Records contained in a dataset
____________

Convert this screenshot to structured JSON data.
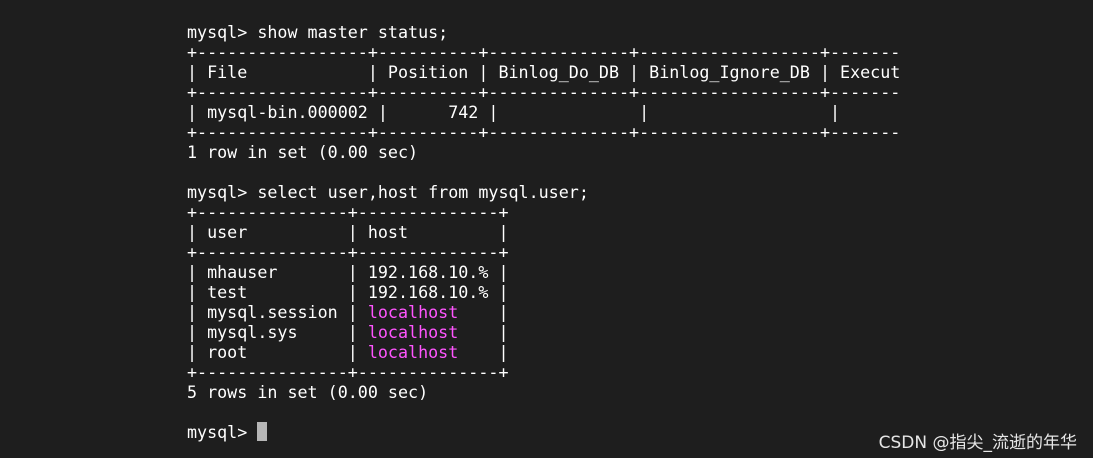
{
  "terminal": {
    "prompt": "mysql> ",
    "colors": {
      "background": "#1e1e1e",
      "text": "#ffffff",
      "localhost": "#ff55ff",
      "cursor": "#b6b6b6"
    },
    "cmd1": "show master status;",
    "master_status": {
      "border": "+-----------------+----------+--------------+------------------+-------",
      "header_row": "| File            | Position | Binlog_Do_DB | Binlog_Ignore_DB | Execut",
      "data_row": "| mysql-bin.000002 |      742 |              |                  |",
      "footer": "1 row in set (0.00 sec)"
    },
    "cmd2": "select user,host from mysql.user;",
    "users_table": {
      "border": "+---------------+--------------+",
      "header_row": "| user          | host         |",
      "rows": [
        {
          "pre": "| mhauser       | ",
          "host": "192.168.10.%",
          "post": " |"
        },
        {
          "pre": "| test          | ",
          "host": "192.168.10.%",
          "post": " |"
        },
        {
          "pre": "| mysql.session | ",
          "host": "localhost",
          "post": "    |"
        },
        {
          "pre": "| mysql.sys     | ",
          "host": "localhost",
          "post": "    |"
        },
        {
          "pre": "| root          | ",
          "host": "localhost",
          "post": "    |"
        }
      ],
      "footer": "5 rows in set (0.00 sec)"
    }
  },
  "watermark": "CSDN @指尖_流逝的年华"
}
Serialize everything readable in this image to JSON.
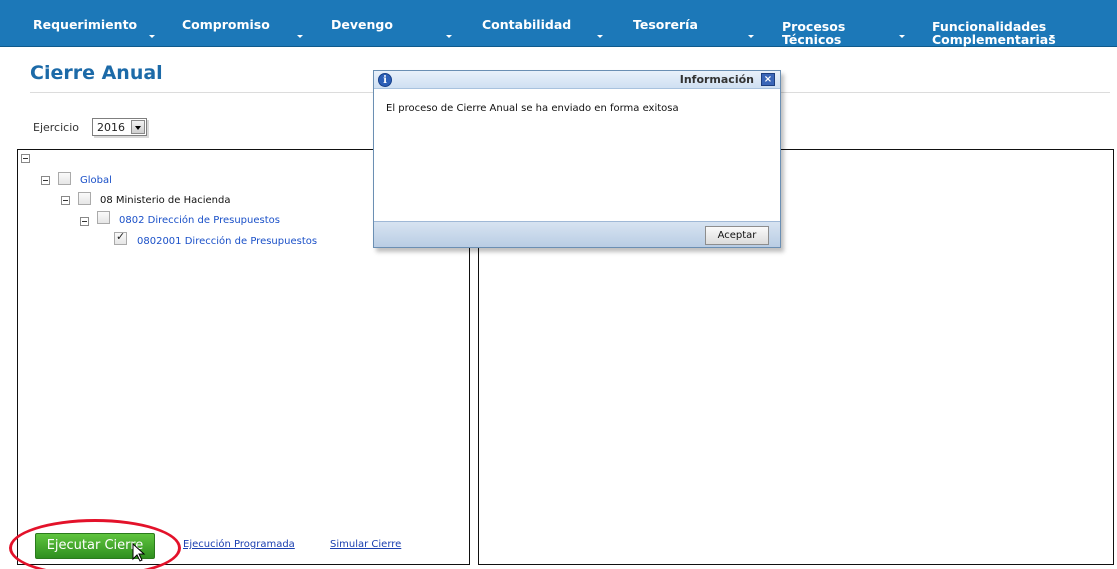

____________

Exercise task: What is the number of lines above that hold the string "footer"? Answer with that number alone.

In response: 2